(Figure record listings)
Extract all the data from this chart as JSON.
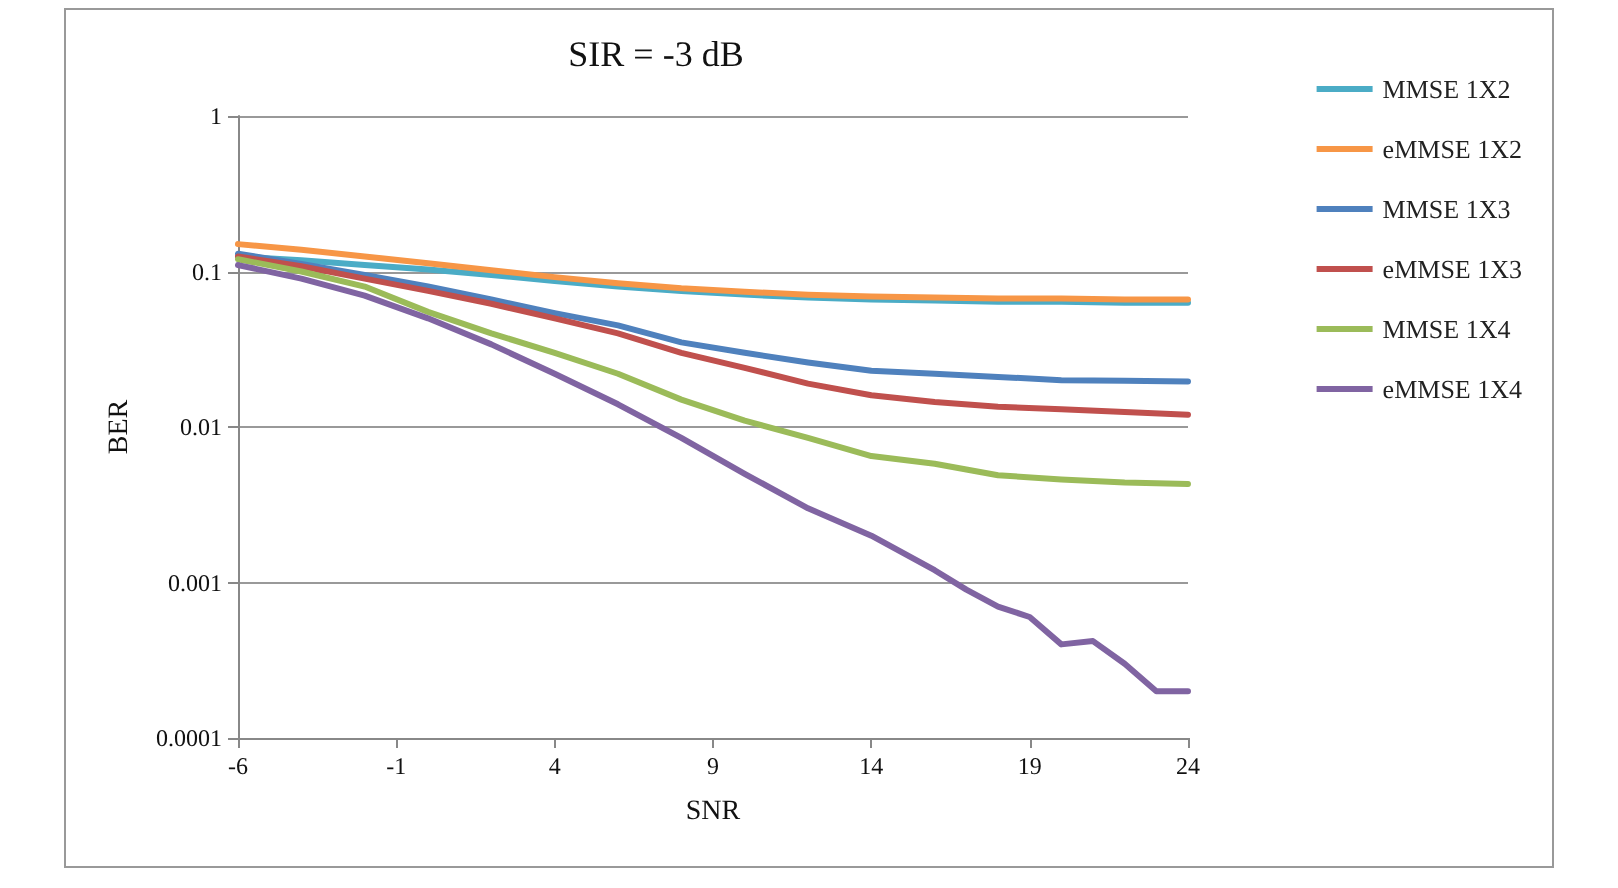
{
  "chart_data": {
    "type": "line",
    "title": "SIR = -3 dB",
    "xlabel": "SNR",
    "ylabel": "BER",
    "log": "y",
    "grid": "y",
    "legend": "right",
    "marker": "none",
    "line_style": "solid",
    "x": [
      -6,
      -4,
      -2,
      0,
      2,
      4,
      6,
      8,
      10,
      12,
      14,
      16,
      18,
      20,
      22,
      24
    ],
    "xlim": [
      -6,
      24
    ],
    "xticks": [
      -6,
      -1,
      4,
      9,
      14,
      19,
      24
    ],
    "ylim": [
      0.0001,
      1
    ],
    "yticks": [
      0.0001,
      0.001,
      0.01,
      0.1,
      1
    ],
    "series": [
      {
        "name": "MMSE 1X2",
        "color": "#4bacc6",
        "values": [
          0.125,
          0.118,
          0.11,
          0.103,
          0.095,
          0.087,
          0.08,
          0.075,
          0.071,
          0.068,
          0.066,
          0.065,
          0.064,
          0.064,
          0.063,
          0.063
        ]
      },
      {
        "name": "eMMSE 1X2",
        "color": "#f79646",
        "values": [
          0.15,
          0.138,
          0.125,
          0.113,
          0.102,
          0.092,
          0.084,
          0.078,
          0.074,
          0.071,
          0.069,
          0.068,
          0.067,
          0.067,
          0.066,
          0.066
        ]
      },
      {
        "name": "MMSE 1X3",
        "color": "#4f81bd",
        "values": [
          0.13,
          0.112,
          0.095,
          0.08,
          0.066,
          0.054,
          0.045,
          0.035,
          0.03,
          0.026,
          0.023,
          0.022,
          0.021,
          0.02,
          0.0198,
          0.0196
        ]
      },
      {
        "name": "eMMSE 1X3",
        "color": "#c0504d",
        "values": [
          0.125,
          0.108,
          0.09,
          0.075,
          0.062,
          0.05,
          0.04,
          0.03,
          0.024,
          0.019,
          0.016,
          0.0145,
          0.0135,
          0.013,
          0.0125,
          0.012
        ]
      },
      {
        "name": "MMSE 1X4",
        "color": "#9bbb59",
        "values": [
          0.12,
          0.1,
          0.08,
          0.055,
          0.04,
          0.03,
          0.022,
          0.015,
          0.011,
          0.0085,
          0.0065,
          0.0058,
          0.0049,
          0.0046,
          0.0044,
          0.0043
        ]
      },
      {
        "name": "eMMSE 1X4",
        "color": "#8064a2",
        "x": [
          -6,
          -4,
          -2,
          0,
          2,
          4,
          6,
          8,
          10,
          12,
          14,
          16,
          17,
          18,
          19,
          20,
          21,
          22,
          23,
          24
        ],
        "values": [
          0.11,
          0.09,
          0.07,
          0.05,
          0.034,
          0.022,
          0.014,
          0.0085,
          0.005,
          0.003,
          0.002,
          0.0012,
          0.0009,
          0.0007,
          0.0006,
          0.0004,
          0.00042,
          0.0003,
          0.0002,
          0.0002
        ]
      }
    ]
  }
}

_CHALLENGE_
Pull every line containing "color" from the material above.

_REPLY_
        "color": "#4bacc6",
        "color": "#f79646",
        "color": "#4f81bd",
        "color": "#c0504d",
        "color": "#9bbb59",
        "color": "#8064a2",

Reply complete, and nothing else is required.